* Exercise goal:
Quote the full listing word for word.

[Extracted data entries]
** BEGIN **

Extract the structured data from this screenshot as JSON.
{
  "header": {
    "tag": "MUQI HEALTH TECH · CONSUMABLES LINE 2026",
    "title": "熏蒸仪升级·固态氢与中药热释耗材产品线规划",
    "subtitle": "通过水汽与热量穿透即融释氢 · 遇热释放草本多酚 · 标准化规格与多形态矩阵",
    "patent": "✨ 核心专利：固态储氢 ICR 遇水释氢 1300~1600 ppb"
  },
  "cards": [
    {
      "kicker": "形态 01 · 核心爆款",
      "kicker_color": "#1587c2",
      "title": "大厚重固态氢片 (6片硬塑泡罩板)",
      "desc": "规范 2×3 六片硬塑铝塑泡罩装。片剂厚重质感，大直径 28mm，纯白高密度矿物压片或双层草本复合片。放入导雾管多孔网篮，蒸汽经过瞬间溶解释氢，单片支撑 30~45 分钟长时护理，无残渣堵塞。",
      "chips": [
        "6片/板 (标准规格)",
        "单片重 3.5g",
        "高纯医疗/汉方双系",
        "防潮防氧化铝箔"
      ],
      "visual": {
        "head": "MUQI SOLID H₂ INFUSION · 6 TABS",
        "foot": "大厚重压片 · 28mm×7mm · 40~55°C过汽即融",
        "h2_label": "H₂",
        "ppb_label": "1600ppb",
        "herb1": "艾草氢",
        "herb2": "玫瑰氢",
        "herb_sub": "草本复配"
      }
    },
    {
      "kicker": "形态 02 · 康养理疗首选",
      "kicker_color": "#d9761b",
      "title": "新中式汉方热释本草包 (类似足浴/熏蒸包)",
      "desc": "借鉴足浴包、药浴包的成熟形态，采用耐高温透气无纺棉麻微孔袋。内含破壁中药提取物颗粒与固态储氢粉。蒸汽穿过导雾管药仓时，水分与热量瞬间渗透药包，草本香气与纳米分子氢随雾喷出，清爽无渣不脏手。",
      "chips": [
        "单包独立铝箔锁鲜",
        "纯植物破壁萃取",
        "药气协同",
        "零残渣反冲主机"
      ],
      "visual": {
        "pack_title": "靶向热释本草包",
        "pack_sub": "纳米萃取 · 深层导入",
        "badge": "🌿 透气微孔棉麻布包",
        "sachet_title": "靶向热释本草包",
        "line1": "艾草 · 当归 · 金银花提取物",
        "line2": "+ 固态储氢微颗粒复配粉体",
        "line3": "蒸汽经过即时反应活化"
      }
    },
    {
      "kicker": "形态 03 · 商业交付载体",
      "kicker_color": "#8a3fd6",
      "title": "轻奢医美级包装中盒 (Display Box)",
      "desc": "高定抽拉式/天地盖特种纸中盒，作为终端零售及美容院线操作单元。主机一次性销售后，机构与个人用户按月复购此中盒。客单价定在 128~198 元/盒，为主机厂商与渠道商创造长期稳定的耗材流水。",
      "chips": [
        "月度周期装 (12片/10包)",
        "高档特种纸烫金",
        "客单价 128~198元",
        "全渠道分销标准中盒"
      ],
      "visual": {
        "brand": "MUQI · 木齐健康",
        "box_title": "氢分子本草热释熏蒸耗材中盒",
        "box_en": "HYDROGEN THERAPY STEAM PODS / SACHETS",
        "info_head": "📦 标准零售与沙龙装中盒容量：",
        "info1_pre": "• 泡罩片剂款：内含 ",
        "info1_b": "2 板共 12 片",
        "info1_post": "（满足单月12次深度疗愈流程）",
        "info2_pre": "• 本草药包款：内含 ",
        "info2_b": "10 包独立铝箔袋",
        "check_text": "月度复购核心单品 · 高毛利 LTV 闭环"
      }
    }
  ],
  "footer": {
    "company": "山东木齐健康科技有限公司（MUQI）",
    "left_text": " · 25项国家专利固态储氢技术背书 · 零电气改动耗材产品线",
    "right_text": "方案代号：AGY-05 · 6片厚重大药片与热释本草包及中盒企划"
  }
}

** END **

* Result of this task:
Extract the structured data from this screenshot as JSON.
{
  "header": {
    "tag": "MUQI HEALTH TECH · CONSUMABLES LINE 2026",
    "title": "熏蒸仪升级·固态氢与中药热释耗材产品线规划",
    "subtitle": "通过水汽与热量穿透即融释氢 · 遇热释放草本多酚 · 标准化规格与多形态矩阵",
    "patent": "✨ 核心专利：固态储氢 ICR 遇水释氢 1300~1600 ppb"
  },
  "cards": [
    {
      "kicker": "形态 01 · 核心爆款",
      "kicker_color": "#1587c2",
      "title": "大厚重固态氢片 (6片硬塑泡罩板)",
      "desc": "规范 2×3 六片硬塑铝塑泡罩装。片剂厚重质感，大直径 28mm，纯白高密度矿物压片或双层草本复合片。放入导雾管多孔网篮，蒸汽经过瞬间溶解释氢，单片支撑 30~45 分钟长时护理，无残渣堵塞。",
      "chips": [
        "6片/板 (标准规格)",
        "单片重 3.5g",
        "高纯医疗/汉方双系",
        "防潮防氧化铝箔"
      ],
      "visual": {
        "head": "MUQI SOLID H₂ INFUSION · 6 TABS",
        "foot": "大厚重压片 · 28mm×7mm · 40~55°C过汽即融",
        "h2_label": "H₂",
        "ppb_label": "1600ppb",
        "herb1": "艾草氢",
        "herb2": "玫瑰氢",
        "herb_sub": "草本复配"
      }
    },
    {
      "kicker": "形态 02 · 康养理疗首选",
      "kicker_color": "#d9761b",
      "title": "新中式汉方热释本草包 (类似足浴/熏蒸包)",
      "desc": "借鉴足浴包、药浴包的成熟形态，采用耐高温透气无纺棉麻微孔袋。内含破壁中药提取物颗粒与固态储氢粉。蒸汽穿过导雾管药仓时，水分与热量瞬间渗透药包，草本香气与纳米分子氢随雾喷出，清爽无渣不脏手。",
      "chips": [
        "单包独立铝箔锁鲜",
        "纯植物破壁萃取",
        "药气协同",
        "零残渣反冲主机"
      ],
      "visual": {
        "pack_title": "靶向热释本草包",
        "pack_sub": "纳米萃取 · 深层导入",
        "badge": "🌿 透气微孔棉麻布包",
        "sachet_title": "靶向热释本草包",
        "line1": "艾草 · 当归 · 金银花提取物",
        "line2": "+ 固态储氢微颗粒复配粉体",
        "line3": "蒸汽经过即时反应活化"
      }
    },
    {
      "kicker": "形态 03 · 商业交付载体",
      "kicker_color": "#8a3fd6",
      "title": "轻奢医美级包装中盒 (Display Box)",
      "desc": "高定抽拉式/天地盖特种纸中盒，作为终端零售及美容院线操作单元。主机一次性销售后，机构与个人用户按月复购此中盒。客单价定在 128~198 元/盒，为主机厂商与渠道商创造长期稳定的耗材流水。",
      "chips": [
        "月度周期装 (12片/10包)",
        "高档特种纸烫金",
        "客单价 128~198元",
        "全渠道分销标准中盒"
      ],
      "visual": {
        "brand": "MUQI · 木齐健康",
        "box_title": "氢分子本草热释熏蒸耗材中盒",
        "box_en": "HYDROGEN THERAPY STEAM PODS / SACHETS",
        "info_head": "📦 标准零售与沙龙装中盒容量：",
        "info1_pre": "• 泡罩片剂款：内含 ",
        "info1_b": "2 板共 12 片",
        "info1_post": "（满足单月12次深度疗愈流程）",
        "info2_pre": "• 本草药包款：内含 ",
        "info2_b": "10 包独立铝箔袋",
        "check_text": "月度复购核心单品 · 高毛利 LTV 闭环"
      }
    }
  ],
  "footer": {
    "company": "山东木齐健康科技有限公司（MUQI）",
    "left_text": " · 25项国家专利固态储氢技术背书 · 零电气改动耗材产品线",
    "right_text": "方案代号：AGY-05 · 6片厚重大药片与热释本草包及中盒企划"
  }
}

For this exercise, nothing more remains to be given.